**Required work**
Take down each entry exactly as written.

**Exercise data**
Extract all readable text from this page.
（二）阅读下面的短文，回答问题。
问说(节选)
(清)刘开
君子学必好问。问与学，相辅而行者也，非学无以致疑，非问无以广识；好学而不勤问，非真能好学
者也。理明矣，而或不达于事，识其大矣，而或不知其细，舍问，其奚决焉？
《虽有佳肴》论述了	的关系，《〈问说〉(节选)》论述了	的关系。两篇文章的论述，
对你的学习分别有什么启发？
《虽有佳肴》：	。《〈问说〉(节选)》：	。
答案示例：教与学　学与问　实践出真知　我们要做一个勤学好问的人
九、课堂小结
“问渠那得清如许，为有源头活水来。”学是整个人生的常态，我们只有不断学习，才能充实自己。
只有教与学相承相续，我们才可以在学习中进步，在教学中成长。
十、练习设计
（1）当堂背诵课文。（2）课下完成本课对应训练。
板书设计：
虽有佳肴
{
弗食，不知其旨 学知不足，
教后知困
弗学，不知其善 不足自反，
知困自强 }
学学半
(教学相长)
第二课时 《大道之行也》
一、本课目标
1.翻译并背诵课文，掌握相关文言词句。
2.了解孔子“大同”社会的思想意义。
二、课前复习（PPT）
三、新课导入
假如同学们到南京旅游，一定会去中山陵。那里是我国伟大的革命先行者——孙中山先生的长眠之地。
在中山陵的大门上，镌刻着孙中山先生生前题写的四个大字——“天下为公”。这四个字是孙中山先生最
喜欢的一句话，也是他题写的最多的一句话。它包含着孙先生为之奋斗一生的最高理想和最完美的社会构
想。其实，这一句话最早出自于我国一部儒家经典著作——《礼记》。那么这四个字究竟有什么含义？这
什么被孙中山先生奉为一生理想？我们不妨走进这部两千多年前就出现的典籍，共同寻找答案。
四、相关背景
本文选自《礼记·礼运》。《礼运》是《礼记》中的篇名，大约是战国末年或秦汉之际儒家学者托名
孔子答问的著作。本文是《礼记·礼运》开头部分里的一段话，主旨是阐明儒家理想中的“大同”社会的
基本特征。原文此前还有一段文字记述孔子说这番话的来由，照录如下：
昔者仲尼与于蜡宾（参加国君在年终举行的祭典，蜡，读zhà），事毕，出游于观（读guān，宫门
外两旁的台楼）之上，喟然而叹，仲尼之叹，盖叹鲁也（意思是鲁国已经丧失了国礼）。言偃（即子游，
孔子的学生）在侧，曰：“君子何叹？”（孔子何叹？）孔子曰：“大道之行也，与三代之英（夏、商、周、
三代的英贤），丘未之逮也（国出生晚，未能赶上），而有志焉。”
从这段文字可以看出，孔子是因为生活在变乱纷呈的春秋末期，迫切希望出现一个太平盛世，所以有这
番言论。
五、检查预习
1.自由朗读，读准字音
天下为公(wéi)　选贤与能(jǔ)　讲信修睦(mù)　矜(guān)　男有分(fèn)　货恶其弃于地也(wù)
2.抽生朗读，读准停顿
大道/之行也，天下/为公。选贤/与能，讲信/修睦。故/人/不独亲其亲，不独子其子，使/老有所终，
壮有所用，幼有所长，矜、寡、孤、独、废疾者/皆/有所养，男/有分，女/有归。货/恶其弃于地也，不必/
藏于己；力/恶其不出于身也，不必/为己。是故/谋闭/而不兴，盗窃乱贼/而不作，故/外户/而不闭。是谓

**The solution**
Extract all readable text from this page.
（二）阅读下面的短文，回答问题。
问说(节选)
(清)刘开
君子学必好问。问与学，相辅而行者也，非学无以致疑，非问无以广识；好学而不勤问，非真能好学
者也。理明矣，而或不达于事，识其大矣，而或不知其细，舍问，其奚决焉？
《虽有佳肴》论述了	的关系，《〈问说〉(节选)》论述了	的关系。两篇文章的论述，
对你的学习分别有什么启发？
《虽有佳肴》：	。《〈问说〉(节选)》：	。
答案示例：教与学　学与问　实践出真知　我们要做一个勤学好问的人
九、课堂小结
“问渠那得清如许，为有源头活水来。”学是整个人生的常态，我们只有不断学习，才能充实自己。
只有教与学相承相续，我们才可以在学习中进步，在教学中成长。
十、练习设计
（1）当堂背诵课文。（2）课下完成本课对应训练。
板书设计：
虽有佳肴
{
弗食，不知其旨 学知不足，
教后知困
弗学，不知其善 不足自反，
知困自强 }
学学半
(教学相长)
第二课时 《大道之行也》
一、本课目标
1.翻译并背诵课文，掌握相关文言词句。
2.了解孔子“大同”社会的思想意义。
二、课前复习（PPT）
三、新课导入
假如同学们到南京旅游，一定会去中山陵。那里是我国伟大的革命先行者——孙中山先生的长眠之地。
在中山陵的大门上，镌刻着孙中山先生生前题写的四个大字——“天下为公”。这四个字是孙中山先生最
喜欢的一句话，也是他题写的最多的一句话。它包含着孙先生为之奋斗一生的最高理想和最完美的社会构
想。其实，这一句话最早出自于我国一部儒家经典著作——《礼记》。那么这四个字究竟有什么含义？这
什么被孙中山先生奉为一生理想？我们不妨走进这部两千多年前就出现的典籍，共同寻找答案。
四、相关背景
本文选自《礼记·礼运》。《礼运》是《礼记》中的篇名，大约是战国末年或秦汉之际儒家学者托名
孔子答问的著作。本文是《礼记·礼运》开头部分里的一段话，主旨是阐明儒家理想中的“大同”社会的
基本特征。原文此前还有一段文字记述孔子说这番话的来由，照录如下：
昔者仲尼与于蜡宾（参加国君在年终举行的祭典，蜡，读zhà），事毕，出游于观（读guān，宫门
外两旁的台楼）之上，喟然而叹，仲尼之叹，盖叹鲁也（意思是鲁国已经丧失了国礼）。言偃（即子游，
孔子的学生）在侧，曰：“君子何叹？”（孔子何叹？）孔子曰：“大道之行也，与三代之英（夏、商、周、
三代的英贤），丘未之逮也（国出生晚，未能赶上），而有志焉。”
从这段文字可以看出，孔子是因为生活在变乱纷呈的春秋末期，迫切希望出现一个太平盛世，所以有这
番言论。
五、检查预习
1.自由朗读，读准字音
天下为公(wéi)　选贤与能(jǔ)　讲信修睦(mù)　矜(guān)　男有分(fèn)　货恶其弃于地也(wù)
2.抽生朗读，读准停顿
大道/之行也，天下/为公。选贤/与能，讲信/修睦。故/人/不独亲其亲，不独子其子，使/老有所终，
壮有所用，幼有所长，矜、寡、孤、独、废疾者/皆/有所养，男/有分，女/有归。货/恶其弃于地也，不必/
藏于己；力/恶其不出于身也，不必/为己。是故/谋闭/而不兴，盗窃乱贼/而不作，故/外户/而不闭。是谓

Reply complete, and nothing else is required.